## BRIEF
The entries need to be copied exactly.

Extracted data entries:
• • • • • • •

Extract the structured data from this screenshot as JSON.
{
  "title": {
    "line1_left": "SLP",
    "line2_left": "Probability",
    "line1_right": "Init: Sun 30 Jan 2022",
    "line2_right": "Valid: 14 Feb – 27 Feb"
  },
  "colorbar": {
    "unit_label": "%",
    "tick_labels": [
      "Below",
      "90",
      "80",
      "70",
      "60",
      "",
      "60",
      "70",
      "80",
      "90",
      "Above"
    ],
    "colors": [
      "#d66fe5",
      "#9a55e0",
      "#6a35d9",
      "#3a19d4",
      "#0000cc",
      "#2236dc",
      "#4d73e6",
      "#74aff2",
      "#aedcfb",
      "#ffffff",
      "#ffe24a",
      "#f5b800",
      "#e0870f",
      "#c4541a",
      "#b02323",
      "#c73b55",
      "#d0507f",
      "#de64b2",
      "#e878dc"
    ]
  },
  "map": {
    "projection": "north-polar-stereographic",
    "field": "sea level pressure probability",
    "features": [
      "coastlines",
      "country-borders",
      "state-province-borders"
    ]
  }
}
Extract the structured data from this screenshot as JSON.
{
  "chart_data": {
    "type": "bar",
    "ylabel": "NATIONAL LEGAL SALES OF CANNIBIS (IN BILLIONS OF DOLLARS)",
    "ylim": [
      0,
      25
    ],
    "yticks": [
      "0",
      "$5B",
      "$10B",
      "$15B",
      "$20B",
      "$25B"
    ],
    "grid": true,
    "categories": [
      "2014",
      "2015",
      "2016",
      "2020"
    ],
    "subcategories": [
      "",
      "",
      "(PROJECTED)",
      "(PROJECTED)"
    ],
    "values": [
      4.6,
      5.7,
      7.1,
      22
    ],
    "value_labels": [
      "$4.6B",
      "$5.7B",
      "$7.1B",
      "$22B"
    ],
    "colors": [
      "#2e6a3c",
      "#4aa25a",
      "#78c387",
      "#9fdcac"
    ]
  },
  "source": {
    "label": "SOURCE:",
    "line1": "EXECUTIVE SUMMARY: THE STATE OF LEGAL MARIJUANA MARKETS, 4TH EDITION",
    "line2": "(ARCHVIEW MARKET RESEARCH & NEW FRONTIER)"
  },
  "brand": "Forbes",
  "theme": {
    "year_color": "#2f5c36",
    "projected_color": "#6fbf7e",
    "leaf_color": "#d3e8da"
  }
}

• • • • • • •

## THE RESULT
Extract the structured data from this screenshot as JSON.
{
  "title": {
    "line1_left": "SLP",
    "line2_left": "Probability",
    "line1_right": "Init: Sun 30 Jan 2022",
    "line2_right": "Valid: 14 Feb – 27 Feb"
  },
  "colorbar": {
    "unit_label": "%",
    "tick_labels": [
      "Below",
      "90",
      "80",
      "70",
      "60",
      "",
      "60",
      "70",
      "80",
      "90",
      "Above"
    ],
    "colors": [
      "#d66fe5",
      "#9a55e0",
      "#6a35d9",
      "#3a19d4",
      "#0000cc",
      "#2236dc",
      "#4d73e6",
      "#74aff2",
      "#aedcfb",
      "#ffffff",
      "#ffe24a",
      "#f5b800",
      "#e0870f",
      "#c4541a",
      "#b02323",
      "#c73b55",
      "#d0507f",
      "#de64b2",
      "#e878dc"
    ]
  },
  "map": {
    "projection": "north-polar-stereographic",
    "field": "sea level pressure probability",
    "features": [
      "coastlines",
      "country-borders",
      "state-province-borders"
    ]
  }
}
Extract the structured data from this screenshot as JSON.
{
  "chart_data": {
    "type": "bar",
    "ylabel": "NATIONAL LEGAL SALES OF CANNIBIS (IN BILLIONS OF DOLLARS)",
    "ylim": [
      0,
      25
    ],
    "yticks": [
      "0",
      "$5B",
      "$10B",
      "$15B",
      "$20B",
      "$25B"
    ],
    "grid": true,
    "categories": [
      "2014",
      "2015",
      "2016",
      "2020"
    ],
    "subcategories": [
      "",
      "",
      "(PROJECTED)",
      "(PROJECTED)"
    ],
    "values": [
      4.6,
      5.7,
      7.1,
      22
    ],
    "value_labels": [
      "$4.6B",
      "$5.7B",
      "$7.1B",
      "$22B"
    ],
    "colors": [
      "#2e6a3c",
      "#4aa25a",
      "#78c387",
      "#9fdcac"
    ]
  },
  "source": {
    "label": "SOURCE:",
    "line1": "EXECUTIVE SUMMARY: THE STATE OF LEGAL MARIJUANA MARKETS, 4TH EDITION",
    "line2": "(ARCHVIEW MARKET RESEARCH & NEW FRONTIER)"
  },
  "brand": "Forbes",
  "theme": {
    "year_color": "#2f5c36",
    "projected_color": "#6fbf7e",
    "leaf_color": "#d3e8da"
  }
}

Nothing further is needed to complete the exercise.